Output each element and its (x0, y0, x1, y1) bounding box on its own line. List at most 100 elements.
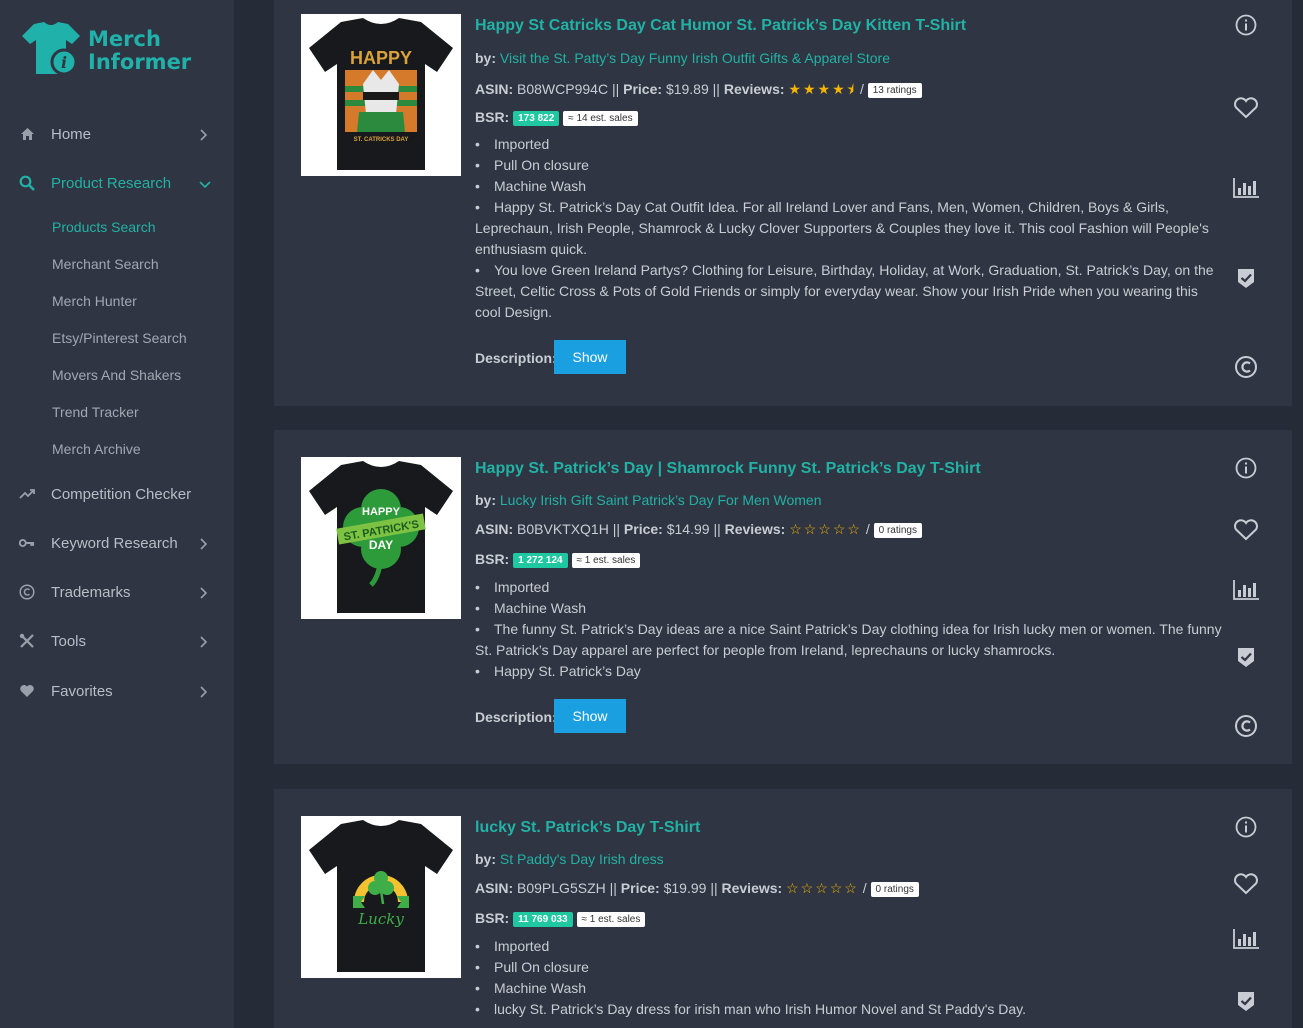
svg-text:i: i (61, 53, 67, 72)
product-title[interactable]: Happy St. Patrick’s Day | Shamrock Funny… (475, 460, 981, 478)
sidebar-item-label: Favorites (51, 682, 113, 700)
chevron-right-icon (199, 686, 209, 698)
chevron-right-icon (199, 587, 209, 599)
bullet-item: • The funny St. Patrick’s Day ideas are a… (475, 621, 1222, 658)
product-meta-line: ASIN: B08WCP994C || Price: $19.89 || Rev… (475, 79, 922, 103)
search-icon (19, 175, 35, 191)
logo-text: Merch Informer (88, 27, 192, 74)
shield-check-icon[interactable] (1232, 643, 1260, 671)
sidebar-item-label: Trademarks (51, 583, 131, 601)
description-label: Description: (475, 350, 557, 366)
ratings-count-badge: 0 ratings (873, 522, 922, 538)
chevron-right-icon (199, 129, 209, 141)
sidebar-subitem-movers-and-shakers[interactable]: Movers And Shakers (52, 367, 181, 383)
rating-stars: ☆☆☆☆☆ (786, 880, 859, 896)
sidebar-subitem-merchant-search[interactable]: Merchant Search (52, 256, 159, 272)
brand-link[interactable]: Lucky Irish Gift Saint Patrick’s Day For… (500, 492, 822, 508)
product-meta-line: ASIN: B0BVKTXQ1H || Price: $14.99 || Rev… (475, 521, 922, 538)
trend-icon (19, 486, 35, 502)
sidebar-subitem-merch-hunter[interactable]: Merch Hunter (52, 293, 137, 309)
sidebar-subitem-etsy-pinterest-search[interactable]: Etsy/Pinterest Search (52, 330, 187, 346)
rating-stars: ★★★★⯨ (788, 81, 857, 97)
home-icon (19, 126, 35, 142)
show-description-button[interactable]: Show (554, 340, 626, 374)
heart-icon (19, 683, 35, 699)
svg-text:DAY: DAY (369, 538, 393, 552)
sidebar-item-tools[interactable]: Tools (0, 621, 234, 661)
product-image[interactable]: HAPPY ST. CATRICKS DAY (301, 14, 461, 176)
product-card: HAPPY ST. CATRICKS DAY Happy St Catricks… (274, 0, 1292, 406)
est-sales-badge: ≈ 1 est. sales (571, 552, 641, 568)
bullet-item: • Imported (475, 579, 550, 595)
shield-check-icon[interactable] (1232, 987, 1260, 1015)
bullet-item: • You love Green Ireland Partys? Clothing… (475, 262, 1214, 320)
merch-informer-logo[interactable]: i Merch Informer (20, 20, 192, 78)
sidebar-item-label: Keyword Research (51, 534, 178, 552)
bullet-item: • Machine Wash (475, 178, 587, 194)
sidebar-item-label: Tools (51, 632, 87, 650)
sidebar-item-competition-checker[interactable]: Competition Checker (0, 474, 234, 514)
bar-chart-icon[interactable] (1232, 576, 1260, 604)
est-sales-badge: ≈ 14 est. sales (563, 110, 638, 126)
bar-chart-icon[interactable] (1232, 925, 1260, 953)
bsr-badge: 173 822 (513, 110, 560, 126)
product-bullets: • Imported • Pull On closure • Machine Wash… (475, 936, 1225, 1020)
info-icon[interactable] (1232, 454, 1260, 482)
product-title[interactable]: lucky St. Patrick’s Day T-Shirt (475, 819, 700, 837)
product-card: HAPPY ST. PATRICK'S DAY Happy St. Patric… (274, 430, 1292, 764)
chevron-down-icon (199, 178, 211, 189)
sidebar-subitem-trend-tracker[interactable]: Trend Tracker (52, 404, 139, 420)
bsr-badge: 1 272 124 (513, 552, 568, 568)
svg-text:ST. CATRICKS DAY: ST. CATRICKS DAY (354, 137, 409, 143)
svg-text:HAPPY: HAPPY (362, 506, 401, 518)
show-description-button[interactable]: Show (554, 699, 626, 733)
sidebar-item-label: Home (51, 125, 92, 143)
bullet-item: • Machine Wash (475, 980, 587, 996)
product-brand-line: by: St Paddy's Day Irish dress (475, 851, 664, 867)
svg-text:HAPPY: HAPPY (350, 48, 412, 68)
est-sales-badge: ≈ 1 est. sales (576, 911, 646, 927)
bullet-item: • Machine Wash (475, 600, 587, 616)
shield-check-icon[interactable] (1232, 264, 1260, 292)
description-label: Description: (475, 709, 557, 725)
info-icon[interactable] (1232, 11, 1260, 39)
sidebar: i Merch Informer Home Product Research P… (0, 0, 234, 1028)
bullet-item: • lucky St. Patrick’s Day dress for irish… (475, 1001, 1027, 1017)
bullet-item: • Imported (475, 136, 550, 152)
sidebar-item-trademarks[interactable]: Trademarks (0, 572, 234, 612)
sidebar-item-label: Product Research (51, 174, 172, 192)
sidebar-subitem-products-search[interactable]: Products Search (52, 219, 156, 235)
favorite-heart-icon[interactable] (1232, 870, 1260, 898)
svg-text:Lucky: Lucky (357, 910, 404, 928)
product-brand-line: by: Lucky Irish Gift Saint Patrick’s Day… (475, 492, 822, 508)
rating-stars: ☆☆☆☆☆ (789, 521, 862, 537)
sidebar-item-product-research[interactable]: Product Research (0, 163, 234, 203)
sidebar-item-label: Competition Checker (51, 485, 192, 503)
copyright-icon (19, 584, 35, 600)
product-bsr-line: BSR: 1 272 124 ≈ 1 est. sales (475, 551, 641, 568)
product-bullets: • Imported • Pull On closure • Machine Wash… (475, 134, 1225, 323)
copyright-check-icon[interactable] (1232, 712, 1260, 740)
bullet-item: • Happy St. Patrick’s Day (475, 663, 641, 679)
product-bullets: • Imported • Machine Wash • The funny St. P… (475, 577, 1225, 682)
brand-link[interactable]: St Paddy's Day Irish dress (500, 851, 664, 867)
product-card: Lucky lucky St. Patrick’s Day T-Shirt by… (274, 789, 1292, 1028)
bullet-item: • Pull On closure (475, 959, 589, 975)
bullet-item: • Pull On closure (475, 157, 589, 173)
sidebar-item-home[interactable]: Home (0, 114, 234, 154)
product-image[interactable]: Lucky (301, 816, 461, 978)
copyright-check-icon[interactable] (1232, 353, 1260, 381)
bullet-item: • Imported (475, 938, 550, 954)
sidebar-item-favorites[interactable]: Favorites (0, 671, 234, 711)
tools-icon (19, 633, 35, 649)
product-title[interactable]: Happy St Catricks Day Cat Humor St. Patr… (475, 17, 966, 35)
sidebar-item-keyword-research[interactable]: Keyword Research (0, 523, 234, 563)
product-image[interactable]: HAPPY ST. PATRICK'S DAY (301, 457, 461, 619)
sidebar-subitem-merch-archive[interactable]: Merch Archive (52, 441, 141, 457)
favorite-heart-icon[interactable] (1232, 516, 1260, 544)
brand-link[interactable]: Visit the St. Patty’s Day Funny Irish Ou… (500, 50, 890, 66)
info-icon[interactable] (1232, 813, 1260, 841)
bar-chart-icon[interactable] (1232, 174, 1260, 202)
favorite-heart-icon[interactable] (1232, 94, 1260, 122)
product-bsr-line: BSR: 11 769 033 ≈ 1 est. sales (475, 910, 646, 927)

Direction: Copy the rows above word for word, beginning at the line that contains "svg-text:i: i (61, 53, 67, 72)" and stopping after the line that contains "rating-stars: ☆☆☆☆☆ (786, 880, 859, 896)".

Output for this task:
svg-text:i: i (61, 53, 67, 72)
product-title[interactable]: Happy St. Patrick’s Day | Shamrock Funny… (475, 460, 981, 478)
sidebar-item-label: Favorites (51, 682, 113, 700)
chevron-right-icon (199, 686, 209, 698)
chevron-right-icon (199, 587, 209, 599)
bullet-item: • The funny St. Patrick’s Day ideas are a… (475, 621, 1222, 658)
product-meta-line: ASIN: B08WCP994C || Price: $19.89 || Rev… (475, 79, 922, 103)
search-icon (19, 175, 35, 191)
logo-text: Merch Informer (88, 27, 192, 74)
shield-check-icon[interactable] (1232, 643, 1260, 671)
sidebar-item-label: Trademarks (51, 583, 131, 601)
description-label: Description: (475, 350, 557, 366)
ratings-count-badge: 0 ratings (873, 522, 922, 538)
chevron-right-icon (199, 129, 209, 141)
sidebar-subitem-movers-and-shakers[interactable]: Movers And Shakers (52, 367, 181, 383)
rating-stars: ☆☆☆☆☆ (786, 880, 859, 896)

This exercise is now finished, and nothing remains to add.